## Do this
Report how many lines contain "Veterinary", with no other words.

Stored records
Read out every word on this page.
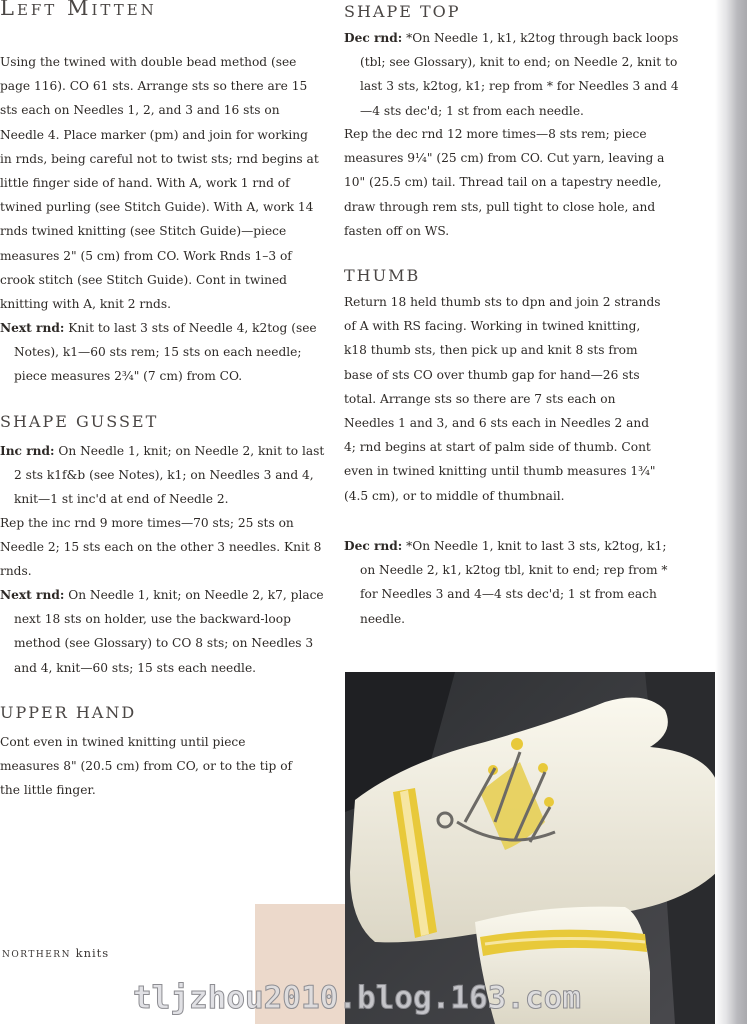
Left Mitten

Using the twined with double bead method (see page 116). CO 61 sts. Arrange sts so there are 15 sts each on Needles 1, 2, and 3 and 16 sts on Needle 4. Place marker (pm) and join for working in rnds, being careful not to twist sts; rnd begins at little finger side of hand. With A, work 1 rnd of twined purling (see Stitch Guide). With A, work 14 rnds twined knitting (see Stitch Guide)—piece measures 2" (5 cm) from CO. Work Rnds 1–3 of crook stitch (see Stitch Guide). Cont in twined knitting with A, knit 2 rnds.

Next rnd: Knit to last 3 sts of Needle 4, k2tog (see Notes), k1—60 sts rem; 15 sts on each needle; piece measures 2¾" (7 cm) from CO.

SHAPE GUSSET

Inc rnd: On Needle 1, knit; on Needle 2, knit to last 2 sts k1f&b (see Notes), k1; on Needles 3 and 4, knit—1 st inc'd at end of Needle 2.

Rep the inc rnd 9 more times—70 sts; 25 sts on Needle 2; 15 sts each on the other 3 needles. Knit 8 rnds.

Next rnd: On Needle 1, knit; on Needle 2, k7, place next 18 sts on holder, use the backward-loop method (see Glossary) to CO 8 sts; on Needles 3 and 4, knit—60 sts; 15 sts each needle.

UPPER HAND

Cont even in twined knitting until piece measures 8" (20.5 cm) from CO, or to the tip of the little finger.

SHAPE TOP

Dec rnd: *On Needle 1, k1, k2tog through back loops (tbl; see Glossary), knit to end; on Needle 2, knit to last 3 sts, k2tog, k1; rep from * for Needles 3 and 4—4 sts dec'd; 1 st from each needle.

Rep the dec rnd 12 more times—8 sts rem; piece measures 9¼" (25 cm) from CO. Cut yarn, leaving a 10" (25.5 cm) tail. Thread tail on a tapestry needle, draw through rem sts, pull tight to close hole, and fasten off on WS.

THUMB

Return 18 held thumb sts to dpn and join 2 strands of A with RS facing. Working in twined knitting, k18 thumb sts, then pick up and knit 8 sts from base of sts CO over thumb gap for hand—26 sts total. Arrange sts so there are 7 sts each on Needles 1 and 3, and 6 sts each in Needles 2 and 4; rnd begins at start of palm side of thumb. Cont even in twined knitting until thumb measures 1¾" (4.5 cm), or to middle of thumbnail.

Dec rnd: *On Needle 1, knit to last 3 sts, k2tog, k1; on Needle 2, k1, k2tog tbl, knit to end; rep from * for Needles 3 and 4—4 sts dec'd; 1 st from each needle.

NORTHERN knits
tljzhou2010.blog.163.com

==

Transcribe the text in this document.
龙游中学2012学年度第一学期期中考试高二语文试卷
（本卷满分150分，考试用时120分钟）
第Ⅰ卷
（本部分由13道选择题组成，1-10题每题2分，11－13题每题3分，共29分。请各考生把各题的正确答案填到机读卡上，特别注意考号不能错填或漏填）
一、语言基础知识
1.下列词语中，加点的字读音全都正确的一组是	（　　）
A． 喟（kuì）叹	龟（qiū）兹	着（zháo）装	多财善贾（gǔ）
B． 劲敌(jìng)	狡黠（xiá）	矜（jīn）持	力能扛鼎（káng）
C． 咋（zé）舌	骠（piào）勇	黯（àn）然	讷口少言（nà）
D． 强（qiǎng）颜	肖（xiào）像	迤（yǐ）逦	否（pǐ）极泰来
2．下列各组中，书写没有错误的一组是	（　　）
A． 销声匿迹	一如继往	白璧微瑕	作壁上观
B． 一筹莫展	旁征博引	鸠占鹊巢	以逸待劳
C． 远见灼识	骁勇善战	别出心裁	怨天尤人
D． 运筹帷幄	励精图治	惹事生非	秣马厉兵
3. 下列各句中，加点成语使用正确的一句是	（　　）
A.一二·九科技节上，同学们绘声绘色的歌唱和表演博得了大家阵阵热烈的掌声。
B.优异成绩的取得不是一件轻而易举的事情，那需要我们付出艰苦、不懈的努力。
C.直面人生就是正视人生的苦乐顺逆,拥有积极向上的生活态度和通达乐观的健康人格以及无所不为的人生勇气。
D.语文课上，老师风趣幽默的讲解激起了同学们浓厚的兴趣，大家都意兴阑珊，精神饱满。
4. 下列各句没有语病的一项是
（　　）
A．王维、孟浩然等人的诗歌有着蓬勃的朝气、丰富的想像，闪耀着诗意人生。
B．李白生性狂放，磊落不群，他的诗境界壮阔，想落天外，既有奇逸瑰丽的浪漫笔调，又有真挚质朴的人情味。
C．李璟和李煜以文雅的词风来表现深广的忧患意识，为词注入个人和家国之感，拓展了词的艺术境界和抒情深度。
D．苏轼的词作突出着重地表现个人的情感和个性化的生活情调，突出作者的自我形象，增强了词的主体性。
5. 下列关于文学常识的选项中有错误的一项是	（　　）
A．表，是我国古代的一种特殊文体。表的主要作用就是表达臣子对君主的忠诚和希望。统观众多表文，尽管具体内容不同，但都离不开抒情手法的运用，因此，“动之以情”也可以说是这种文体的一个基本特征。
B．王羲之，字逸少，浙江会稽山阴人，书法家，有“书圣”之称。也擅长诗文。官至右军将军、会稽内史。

---

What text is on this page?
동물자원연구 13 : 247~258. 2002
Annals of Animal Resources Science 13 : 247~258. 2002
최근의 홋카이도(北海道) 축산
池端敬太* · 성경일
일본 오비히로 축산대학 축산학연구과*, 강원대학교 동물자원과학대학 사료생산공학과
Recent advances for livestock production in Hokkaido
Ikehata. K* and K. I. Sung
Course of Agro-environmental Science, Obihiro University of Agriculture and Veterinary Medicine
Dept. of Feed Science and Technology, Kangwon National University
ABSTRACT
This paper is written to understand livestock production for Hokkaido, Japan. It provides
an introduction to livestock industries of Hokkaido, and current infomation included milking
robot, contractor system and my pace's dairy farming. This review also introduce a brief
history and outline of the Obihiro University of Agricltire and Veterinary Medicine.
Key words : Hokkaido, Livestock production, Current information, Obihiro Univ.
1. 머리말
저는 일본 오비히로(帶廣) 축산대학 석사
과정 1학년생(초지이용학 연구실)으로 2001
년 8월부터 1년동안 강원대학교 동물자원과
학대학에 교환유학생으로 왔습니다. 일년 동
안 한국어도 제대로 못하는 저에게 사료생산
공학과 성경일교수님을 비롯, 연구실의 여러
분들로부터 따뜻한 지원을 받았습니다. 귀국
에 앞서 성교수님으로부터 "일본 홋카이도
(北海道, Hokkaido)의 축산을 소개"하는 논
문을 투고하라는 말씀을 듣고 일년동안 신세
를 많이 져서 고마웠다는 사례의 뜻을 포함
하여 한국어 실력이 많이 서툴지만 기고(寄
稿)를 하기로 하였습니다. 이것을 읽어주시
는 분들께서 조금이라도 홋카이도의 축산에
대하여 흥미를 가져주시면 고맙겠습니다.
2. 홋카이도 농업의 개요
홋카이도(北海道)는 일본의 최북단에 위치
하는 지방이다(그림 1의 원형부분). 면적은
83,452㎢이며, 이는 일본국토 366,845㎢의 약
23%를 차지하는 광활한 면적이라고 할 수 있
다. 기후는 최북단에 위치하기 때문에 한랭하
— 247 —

## Solution
2